The problem »
In full and without alteration, repeat the material.

Stored rows »
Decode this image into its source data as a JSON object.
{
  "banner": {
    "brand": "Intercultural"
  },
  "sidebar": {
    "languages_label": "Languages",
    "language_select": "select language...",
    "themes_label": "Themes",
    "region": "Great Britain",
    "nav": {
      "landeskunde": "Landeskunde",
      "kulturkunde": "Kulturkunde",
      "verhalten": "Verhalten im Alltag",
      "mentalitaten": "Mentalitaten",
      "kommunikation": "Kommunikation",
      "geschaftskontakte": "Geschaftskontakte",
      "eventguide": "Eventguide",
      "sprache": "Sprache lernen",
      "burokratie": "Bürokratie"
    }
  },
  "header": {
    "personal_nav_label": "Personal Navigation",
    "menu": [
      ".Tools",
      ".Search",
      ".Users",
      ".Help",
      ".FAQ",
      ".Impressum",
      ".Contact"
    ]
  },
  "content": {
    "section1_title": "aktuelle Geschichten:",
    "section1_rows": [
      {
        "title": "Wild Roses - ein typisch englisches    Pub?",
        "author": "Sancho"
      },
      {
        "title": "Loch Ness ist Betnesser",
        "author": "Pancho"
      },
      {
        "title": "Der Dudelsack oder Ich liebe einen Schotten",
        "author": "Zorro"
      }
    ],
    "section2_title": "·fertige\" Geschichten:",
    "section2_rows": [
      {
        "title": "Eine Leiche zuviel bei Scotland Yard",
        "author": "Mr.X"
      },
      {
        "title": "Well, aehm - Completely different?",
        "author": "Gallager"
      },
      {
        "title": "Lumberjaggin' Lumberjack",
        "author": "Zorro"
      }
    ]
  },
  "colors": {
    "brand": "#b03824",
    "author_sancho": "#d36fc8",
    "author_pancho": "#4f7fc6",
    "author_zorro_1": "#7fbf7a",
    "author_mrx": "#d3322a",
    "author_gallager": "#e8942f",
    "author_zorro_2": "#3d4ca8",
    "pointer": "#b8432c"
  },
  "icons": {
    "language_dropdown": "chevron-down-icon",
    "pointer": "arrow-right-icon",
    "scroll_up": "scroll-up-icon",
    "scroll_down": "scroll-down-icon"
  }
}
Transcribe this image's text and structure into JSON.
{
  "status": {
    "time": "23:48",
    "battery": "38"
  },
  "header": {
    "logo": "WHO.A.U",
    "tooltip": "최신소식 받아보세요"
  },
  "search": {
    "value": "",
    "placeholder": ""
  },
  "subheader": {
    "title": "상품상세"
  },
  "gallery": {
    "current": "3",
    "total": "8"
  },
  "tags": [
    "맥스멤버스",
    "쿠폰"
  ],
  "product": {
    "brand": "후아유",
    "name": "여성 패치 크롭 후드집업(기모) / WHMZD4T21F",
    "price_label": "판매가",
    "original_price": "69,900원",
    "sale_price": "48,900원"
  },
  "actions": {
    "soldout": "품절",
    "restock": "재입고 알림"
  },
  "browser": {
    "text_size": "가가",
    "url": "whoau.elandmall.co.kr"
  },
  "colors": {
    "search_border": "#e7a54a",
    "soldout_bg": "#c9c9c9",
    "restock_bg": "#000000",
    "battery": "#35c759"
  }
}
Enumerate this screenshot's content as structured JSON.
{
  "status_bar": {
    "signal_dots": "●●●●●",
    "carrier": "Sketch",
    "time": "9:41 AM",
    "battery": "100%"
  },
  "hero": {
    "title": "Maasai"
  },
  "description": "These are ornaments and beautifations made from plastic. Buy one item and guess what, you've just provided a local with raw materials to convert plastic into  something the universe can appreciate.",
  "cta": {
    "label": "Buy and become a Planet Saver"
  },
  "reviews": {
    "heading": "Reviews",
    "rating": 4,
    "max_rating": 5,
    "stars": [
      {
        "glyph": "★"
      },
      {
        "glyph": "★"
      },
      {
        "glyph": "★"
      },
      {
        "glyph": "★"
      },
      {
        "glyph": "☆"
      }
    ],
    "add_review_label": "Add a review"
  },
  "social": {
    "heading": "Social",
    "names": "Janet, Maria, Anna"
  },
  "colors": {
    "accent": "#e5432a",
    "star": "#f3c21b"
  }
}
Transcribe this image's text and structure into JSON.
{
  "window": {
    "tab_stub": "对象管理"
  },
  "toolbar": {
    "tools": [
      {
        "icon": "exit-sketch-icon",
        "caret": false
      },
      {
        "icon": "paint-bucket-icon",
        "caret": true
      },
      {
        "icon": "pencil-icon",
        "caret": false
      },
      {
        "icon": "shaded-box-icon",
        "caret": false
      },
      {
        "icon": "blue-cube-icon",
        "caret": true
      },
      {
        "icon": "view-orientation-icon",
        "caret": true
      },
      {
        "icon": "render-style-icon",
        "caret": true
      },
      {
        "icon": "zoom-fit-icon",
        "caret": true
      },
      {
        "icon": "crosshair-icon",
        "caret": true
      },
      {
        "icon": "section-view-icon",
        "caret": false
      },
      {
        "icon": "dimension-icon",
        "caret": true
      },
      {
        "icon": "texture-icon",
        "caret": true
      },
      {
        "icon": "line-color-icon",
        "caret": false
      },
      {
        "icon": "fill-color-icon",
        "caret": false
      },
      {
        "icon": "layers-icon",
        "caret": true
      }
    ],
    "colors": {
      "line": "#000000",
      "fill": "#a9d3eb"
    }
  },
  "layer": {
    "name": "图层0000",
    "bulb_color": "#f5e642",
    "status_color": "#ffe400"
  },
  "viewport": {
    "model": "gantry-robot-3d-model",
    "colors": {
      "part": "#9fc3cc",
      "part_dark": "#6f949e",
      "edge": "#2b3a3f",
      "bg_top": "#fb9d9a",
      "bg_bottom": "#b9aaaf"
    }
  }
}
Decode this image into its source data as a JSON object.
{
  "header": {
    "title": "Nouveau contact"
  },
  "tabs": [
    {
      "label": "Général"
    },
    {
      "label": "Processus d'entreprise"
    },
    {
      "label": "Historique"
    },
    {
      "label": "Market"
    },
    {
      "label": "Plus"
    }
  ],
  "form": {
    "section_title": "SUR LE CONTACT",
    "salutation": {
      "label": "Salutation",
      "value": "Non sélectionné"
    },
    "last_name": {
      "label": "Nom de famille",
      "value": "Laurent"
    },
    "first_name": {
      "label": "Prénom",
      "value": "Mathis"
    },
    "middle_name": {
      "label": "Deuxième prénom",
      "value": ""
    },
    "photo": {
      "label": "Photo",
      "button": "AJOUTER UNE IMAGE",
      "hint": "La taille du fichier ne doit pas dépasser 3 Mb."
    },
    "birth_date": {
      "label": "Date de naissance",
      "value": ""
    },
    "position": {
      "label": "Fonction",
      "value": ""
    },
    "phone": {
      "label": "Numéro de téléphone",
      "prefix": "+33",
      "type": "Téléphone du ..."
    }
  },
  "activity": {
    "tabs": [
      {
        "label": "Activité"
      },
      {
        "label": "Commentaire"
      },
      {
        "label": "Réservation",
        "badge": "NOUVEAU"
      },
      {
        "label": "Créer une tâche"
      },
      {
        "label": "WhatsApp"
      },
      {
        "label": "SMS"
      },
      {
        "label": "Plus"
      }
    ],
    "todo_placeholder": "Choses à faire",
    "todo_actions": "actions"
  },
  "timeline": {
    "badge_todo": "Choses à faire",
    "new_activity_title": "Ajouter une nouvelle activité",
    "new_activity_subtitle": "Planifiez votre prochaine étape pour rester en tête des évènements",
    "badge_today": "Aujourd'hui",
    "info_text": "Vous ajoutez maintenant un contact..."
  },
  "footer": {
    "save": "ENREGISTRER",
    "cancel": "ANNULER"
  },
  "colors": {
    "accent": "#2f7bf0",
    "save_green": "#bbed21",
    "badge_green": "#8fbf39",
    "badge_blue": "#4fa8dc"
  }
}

Completed task »
Decode this image into its source data as a JSON object.
{
  "banner": {
    "brand": "Intercultural"
  },
  "sidebar": {
    "languages_label": "Languages",
    "language_select": "select language...",
    "themes_label": "Themes",
    "region": "Great Britain",
    "nav": {
      "landeskunde": "Landeskunde",
      "kulturkunde": "Kulturkunde",
      "verhalten": "Verhalten im Alltag",
      "mentalitaten": "Mentalitaten",
      "kommunikation": "Kommunikation",
      "geschaftskontakte": "Geschaftskontakte",
      "eventguide": "Eventguide",
      "sprache": "Sprache lernen",
      "burokratie": "Bürokratie"
    }
  },
  "header": {
    "personal_nav_label": "Personal Navigation",
    "menu": [
      ".Tools",
      ".Search",
      ".Users",
      ".Help",
      ".FAQ",
      ".Impressum",
      ".Contact"
    ]
  },
  "content": {
    "section1_title": "aktuelle Geschichten:",
    "section1_rows": [
      {
        "title": "Wild Roses - ein typisch englisches    Pub?",
        "author": "Sancho"
      },
      {
        "title": "Loch Ness ist Betnesser",
        "author": "Pancho"
      },
      {
        "title": "Der Dudelsack oder Ich liebe einen Schotten",
        "author": "Zorro"
      }
    ],
    "section2_title": "·fertige\" Geschichten:",
    "section2_rows": [
      {
        "title": "Eine Leiche zuviel bei Scotland Yard",
        "author": "Mr.X"
      },
      {
        "title": "Well, aehm - Completely different?",
        "author": "Gallager"
      },
      {
        "title": "Lumberjaggin' Lumberjack",
        "author": "Zorro"
      }
    ]
  },
  "colors": {
    "brand": "#b03824",
    "author_sancho": "#d36fc8",
    "author_pancho": "#4f7fc6",
    "author_zorro_1": "#7fbf7a",
    "author_mrx": "#d3322a",
    "author_gallager": "#e8942f",
    "author_zorro_2": "#3d4ca8",
    "pointer": "#b8432c"
  },
  "icons": {
    "language_dropdown": "chevron-down-icon",
    "pointer": "arrow-right-icon",
    "scroll_up": "scroll-up-icon",
    "scroll_down": "scroll-down-icon"
  }
}
Transcribe this image's text and structure into JSON.
{
  "status": {
    "time": "23:48",
    "battery": "38"
  },
  "header": {
    "logo": "WHO.A.U",
    "tooltip": "최신소식 받아보세요"
  },
  "search": {
    "value": "",
    "placeholder": ""
  },
  "subheader": {
    "title": "상품상세"
  },
  "gallery": {
    "current": "3",
    "total": "8"
  },
  "tags": [
    "맥스멤버스",
    "쿠폰"
  ],
  "product": {
    "brand": "후아유",
    "name": "여성 패치 크롭 후드집업(기모) / WHMZD4T21F",
    "price_label": "판매가",
    "original_price": "69,900원",
    "sale_price": "48,900원"
  },
  "actions": {
    "soldout": "품절",
    "restock": "재입고 알림"
  },
  "browser": {
    "text_size": "가가",
    "url": "whoau.elandmall.co.kr"
  },
  "colors": {
    "search_border": "#e7a54a",
    "soldout_bg": "#c9c9c9",
    "restock_bg": "#000000",
    "battery": "#35c759"
  }
}
Enumerate this screenshot's content as structured JSON.
{
  "status_bar": {
    "signal_dots": "●●●●●",
    "carrier": "Sketch",
    "time": "9:41 AM",
    "battery": "100%"
  },
  "hero": {
    "title": "Maasai"
  },
  "description": "These are ornaments and beautifations made from plastic. Buy one item and guess what, you've just provided a local with raw materials to convert plastic into  something the universe can appreciate.",
  "cta": {
    "label": "Buy and become a Planet Saver"
  },
  "reviews": {
    "heading": "Reviews",
    "rating": 4,
    "max_rating": 5,
    "stars": [
      {
        "glyph": "★"
      },
      {
        "glyph": "★"
      },
      {
        "glyph": "★"
      },
      {
        "glyph": "★"
      },
      {
        "glyph": "☆"
      }
    ],
    "add_review_label": "Add a review"
  },
  "social": {
    "heading": "Social",
    "names": "Janet, Maria, Anna"
  },
  "colors": {
    "accent": "#e5432a",
    "star": "#f3c21b"
  }
}
Transcribe this image's text and structure into JSON.
{
  "window": {
    "tab_stub": "对象管理"
  },
  "toolbar": {
    "tools": [
      {
        "icon": "exit-sketch-icon",
        "caret": false
      },
      {
        "icon": "paint-bucket-icon",
        "caret": true
      },
      {
        "icon": "pencil-icon",
        "caret": false
      },
      {
        "icon": "shaded-box-icon",
        "caret": false
      },
      {
        "icon": "blue-cube-icon",
        "caret": true
      },
      {
        "icon": "view-orientation-icon",
        "caret": true
      },
      {
        "icon": "render-style-icon",
        "caret": true
      },
      {
        "icon": "zoom-fit-icon",
        "caret": true
      },
      {
        "icon": "crosshair-icon",
        "caret": true
      },
      {
        "icon": "section-view-icon",
        "caret": false
      },
      {
        "icon": "dimension-icon",
        "caret": true
      },
      {
        "icon": "texture-icon",
        "caret": true
      },
      {
        "icon": "line-color-icon",
        "caret": false
      },
      {
        "icon": "fill-color-icon",
        "caret": false
      },
      {
        "icon": "layers-icon",
        "caret": true
      }
    ],
    "colors": {
      "line": "#000000",
      "fill": "#a9d3eb"
    }
  },
  "layer": {
    "name": "图层0000",
    "bulb_color": "#f5e642",
    "status_color": "#ffe400"
  },
  "viewport": {
    "model": "gantry-robot-3d-model",
    "colors": {
      "part": "#9fc3cc",
      "part_dark": "#6f949e",
      "edge": "#2b3a3f",
      "bg_top": "#fb9d9a",
      "bg_bottom": "#b9aaaf"
    }
  }
}
Decode this image into its source data as a JSON object.
{
  "header": {
    "title": "Nouveau contact"
  },
  "tabs": [
    {
      "label": "Général"
    },
    {
      "label": "Processus d'entreprise"
    },
    {
      "label": "Historique"
    },
    {
      "label": "Market"
    },
    {
      "label": "Plus"
    }
  ],
  "form": {
    "section_title": "SUR LE CONTACT",
    "salutation": {
      "label": "Salutation",
      "value": "Non sélectionné"
    },
    "last_name": {
      "label": "Nom de famille",
      "value": "Laurent"
    },
    "first_name": {
      "label": "Prénom",
      "value": "Mathis"
    },
    "middle_name": {
      "label": "Deuxième prénom",
      "value": ""
    },
    "photo": {
      "label": "Photo",
      "button": "AJOUTER UNE IMAGE",
      "hint": "La taille du fichier ne doit pas dépasser 3 Mb."
    },
    "birth_date": {
      "label": "Date de naissance",
      "value": ""
    },
    "position": {
      "label": "Fonction",
      "value": ""
    },
    "phone": {
      "label": "Numéro de téléphone",
      "prefix": "+33",
      "type": "Téléphone du ..."
    }
  },
  "activity": {
    "tabs": [
      {
        "label": "Activité"
      },
      {
        "label": "Commentaire"
      },
      {
        "label": "Réservation",
        "badge": "NOUVEAU"
      },
      {
        "label": "Créer une tâche"
      },
      {
        "label": "WhatsApp"
      },
      {
        "label": "SMS"
      },
      {
        "label": "Plus"
      }
    ],
    "todo_placeholder": "Choses à faire",
    "todo_actions": "actions"
  },
  "timeline": {
    "badge_todo": "Choses à faire",
    "new_activity_title": "Ajouter une nouvelle activité",
    "new_activity_subtitle": "Planifiez votre prochaine étape pour rester en tête des évènements",
    "badge_today": "Aujourd'hui",
    "info_text": "Vous ajoutez maintenant un contact..."
  },
  "footer": {
    "save": "ENREGISTRER",
    "cancel": "ANNULER"
  },
  "colors": {
    "accent": "#2f7bf0",
    "save_green": "#bbed21",
    "badge_green": "#8fbf39",
    "badge_blue": "#4fa8dc"
  }
}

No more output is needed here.